**AIM OF THE TASK:** The listing below should be copied in full, word for word.

+++

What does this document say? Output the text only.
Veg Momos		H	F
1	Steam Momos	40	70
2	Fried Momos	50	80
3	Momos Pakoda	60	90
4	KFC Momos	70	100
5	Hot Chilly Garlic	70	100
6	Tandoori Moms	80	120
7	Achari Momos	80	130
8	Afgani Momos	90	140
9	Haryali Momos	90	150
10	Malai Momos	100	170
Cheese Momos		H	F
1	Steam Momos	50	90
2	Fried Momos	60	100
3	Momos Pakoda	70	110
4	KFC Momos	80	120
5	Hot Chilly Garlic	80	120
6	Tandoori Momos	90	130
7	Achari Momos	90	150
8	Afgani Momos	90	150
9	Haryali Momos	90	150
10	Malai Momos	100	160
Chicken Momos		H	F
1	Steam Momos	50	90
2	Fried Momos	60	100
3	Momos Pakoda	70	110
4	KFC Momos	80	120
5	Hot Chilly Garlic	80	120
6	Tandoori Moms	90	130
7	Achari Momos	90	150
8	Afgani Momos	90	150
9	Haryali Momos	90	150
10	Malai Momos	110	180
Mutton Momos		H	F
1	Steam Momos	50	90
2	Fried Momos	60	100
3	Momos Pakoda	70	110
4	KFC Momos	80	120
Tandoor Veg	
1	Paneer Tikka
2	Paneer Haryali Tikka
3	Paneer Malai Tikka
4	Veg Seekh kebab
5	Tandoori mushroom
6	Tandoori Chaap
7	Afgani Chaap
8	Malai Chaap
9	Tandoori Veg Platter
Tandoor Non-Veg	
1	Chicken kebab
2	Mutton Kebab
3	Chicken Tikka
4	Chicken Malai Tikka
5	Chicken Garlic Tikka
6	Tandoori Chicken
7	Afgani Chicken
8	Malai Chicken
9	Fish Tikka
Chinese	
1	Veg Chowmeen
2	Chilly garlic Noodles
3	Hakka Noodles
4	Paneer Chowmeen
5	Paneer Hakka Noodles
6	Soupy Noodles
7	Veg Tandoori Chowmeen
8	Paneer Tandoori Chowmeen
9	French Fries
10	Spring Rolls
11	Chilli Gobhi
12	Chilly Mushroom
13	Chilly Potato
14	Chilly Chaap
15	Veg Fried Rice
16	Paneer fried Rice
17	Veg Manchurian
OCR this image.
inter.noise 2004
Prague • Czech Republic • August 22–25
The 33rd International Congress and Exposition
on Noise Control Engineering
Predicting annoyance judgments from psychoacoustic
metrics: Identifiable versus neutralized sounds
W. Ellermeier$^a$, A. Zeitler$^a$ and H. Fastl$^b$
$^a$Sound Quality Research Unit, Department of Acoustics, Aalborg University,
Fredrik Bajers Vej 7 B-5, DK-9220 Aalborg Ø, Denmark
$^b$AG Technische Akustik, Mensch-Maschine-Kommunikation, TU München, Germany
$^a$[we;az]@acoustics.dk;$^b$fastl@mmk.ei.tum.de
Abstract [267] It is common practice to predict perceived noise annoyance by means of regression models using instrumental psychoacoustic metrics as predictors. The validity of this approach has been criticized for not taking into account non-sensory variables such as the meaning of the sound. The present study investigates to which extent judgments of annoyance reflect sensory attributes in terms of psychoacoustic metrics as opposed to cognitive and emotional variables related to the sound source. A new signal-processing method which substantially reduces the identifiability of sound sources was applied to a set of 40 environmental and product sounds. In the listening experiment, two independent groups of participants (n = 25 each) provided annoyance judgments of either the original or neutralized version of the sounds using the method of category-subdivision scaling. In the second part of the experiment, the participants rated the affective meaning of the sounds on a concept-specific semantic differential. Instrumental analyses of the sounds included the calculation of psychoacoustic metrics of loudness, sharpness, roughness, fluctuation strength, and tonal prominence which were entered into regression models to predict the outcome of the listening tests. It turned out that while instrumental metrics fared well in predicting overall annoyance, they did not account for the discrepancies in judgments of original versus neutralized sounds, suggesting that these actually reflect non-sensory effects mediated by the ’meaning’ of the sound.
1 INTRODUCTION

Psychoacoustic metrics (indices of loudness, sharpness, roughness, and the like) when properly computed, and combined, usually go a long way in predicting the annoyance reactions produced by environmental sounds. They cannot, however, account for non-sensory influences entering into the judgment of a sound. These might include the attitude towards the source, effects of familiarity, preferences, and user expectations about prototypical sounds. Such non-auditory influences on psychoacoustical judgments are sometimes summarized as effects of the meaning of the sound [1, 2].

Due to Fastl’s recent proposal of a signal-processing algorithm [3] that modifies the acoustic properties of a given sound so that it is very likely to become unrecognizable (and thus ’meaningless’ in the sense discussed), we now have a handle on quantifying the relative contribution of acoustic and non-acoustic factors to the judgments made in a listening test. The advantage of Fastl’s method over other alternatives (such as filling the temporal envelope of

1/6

+++

**SOLUTION TO THIS PROBLEM:**
What does this document say? Output the text only.
Veg Momos		H	F
1	Steam Momos	40	70
2	Fried Momos	50	80
3	Momos Pakoda	60	90
4	KFC Momos	70	100
5	Hot Chilly Garlic	70	100
6	Tandoori Moms	80	120
7	Achari Momos	80	130
8	Afgani Momos	90	140
9	Haryali Momos	90	150
10	Malai Momos	100	170
Cheese Momos		H	F
1	Steam Momos	50	90
2	Fried Momos	60	100
3	Momos Pakoda	70	110
4	KFC Momos	80	120
5	Hot Chilly Garlic	80	120
6	Tandoori Momos	90	130
7	Achari Momos	90	150
8	Afgani Momos	90	150
9	Haryali Momos	90	150
10	Malai Momos	100	160
Chicken Momos		H	F
1	Steam Momos	50	90
2	Fried Momos	60	100
3	Momos Pakoda	70	110
4	KFC Momos	80	120
5	Hot Chilly Garlic	80	120
6	Tandoori Moms	90	130
7	Achari Momos	90	150
8	Afgani Momos	90	150
9	Haryali Momos	90	150
10	Malai Momos	110	180
Mutton Momos		H	F
1	Steam Momos	50	90
2	Fried Momos	60	100
3	Momos Pakoda	70	110
4	KFC Momos	80	120
Tandoor Veg	
1	Paneer Tikka
2	Paneer Haryali Tikka
3	Paneer Malai Tikka
4	Veg Seekh kebab
5	Tandoori mushroom
6	Tandoori Chaap
7	Afgani Chaap
8	Malai Chaap
9	Tandoori Veg Platter
Tandoor Non-Veg	
1	Chicken kebab
2	Mutton Kebab
3	Chicken Tikka
4	Chicken Malai Tikka
5	Chicken Garlic Tikka
6	Tandoori Chicken
7	Afgani Chicken
8	Malai Chicken
9	Fish Tikka
Chinese	
1	Veg Chowmeen
2	Chilly garlic Noodles
3	Hakka Noodles
4	Paneer Chowmeen
5	Paneer Hakka Noodles
6	Soupy Noodles
7	Veg Tandoori Chowmeen
8	Paneer Tandoori Chowmeen
9	French Fries
10	Spring Rolls
11	Chilli Gobhi
12	Chilly Mushroom
13	Chilly Potato
14	Chilly Chaap
15	Veg Fried Rice
16	Paneer fried Rice
17	Veg Manchurian
OCR this image.
inter.noise 2004
Prague • Czech Republic • August 22–25
The 33rd International Congress and Exposition
on Noise Control Engineering
Predicting annoyance judgments from psychoacoustic
metrics: Identifiable versus neutralized sounds
W. Ellermeier$^a$, A. Zeitler$^a$ and H. Fastl$^b$
$^a$Sound Quality Research Unit, Department of Acoustics, Aalborg University,
Fredrik Bajers Vej 7 B-5, DK-9220 Aalborg Ø, Denmark
$^b$AG Technische Akustik, Mensch-Maschine-Kommunikation, TU München, Germany
$^a$[we;az]@acoustics.dk;$^b$fastl@mmk.ei.tum.de
Abstract [267] It is common practice to predict perceived noise annoyance by means of regression models using instrumental psychoacoustic metrics as predictors. The validity of this approach has been criticized for not taking into account non-sensory variables such as the meaning of the sound. The present study investigates to which extent judgments of annoyance reflect sensory attributes in terms of psychoacoustic metrics as opposed to cognitive and emotional variables related to the sound source. A new signal-processing method which substantially reduces the identifiability of sound sources was applied to a set of 40 environmental and product sounds. In the listening experiment, two independent groups of participants (n = 25 each) provided annoyance judgments of either the original or neutralized version of the sounds using the method of category-subdivision scaling. In the second part of the experiment, the participants rated the affective meaning of the sounds on a concept-specific semantic differential. Instrumental analyses of the sounds included the calculation of psychoacoustic metrics of loudness, sharpness, roughness, fluctuation strength, and tonal prominence which were entered into regression models to predict the outcome of the listening tests. It turned out that while instrumental metrics fared well in predicting overall annoyance, they did not account for the discrepancies in judgments of original versus neutralized sounds, suggesting that these actually reflect non-sensory effects mediated by the ’meaning’ of the sound.
1 INTRODUCTION

Psychoacoustic metrics (indices of loudness, sharpness, roughness, and the like) when properly computed, and combined, usually go a long way in predicting the annoyance reactions produced by environmental sounds. They cannot, however, account for non-sensory influences entering into the judgment of a sound. These might include the attitude towards the source, effects of familiarity, preferences, and user expectations about prototypical sounds. Such non-auditory influences on psychoacoustical judgments are sometimes summarized as effects of the meaning of the sound [1, 2].

Due to Fastl’s recent proposal of a signal-processing algorithm [3] that modifies the acoustic properties of a given sound so that it is very likely to become unrecognizable (and thus ’meaningless’ in the sense discussed), we now have a handle on quantifying the relative contribution of acoustic and non-acoustic factors to the judgments made in a listening test. The advantage of Fastl’s method over other alternatives (such as filling the temporal envelope of

1/6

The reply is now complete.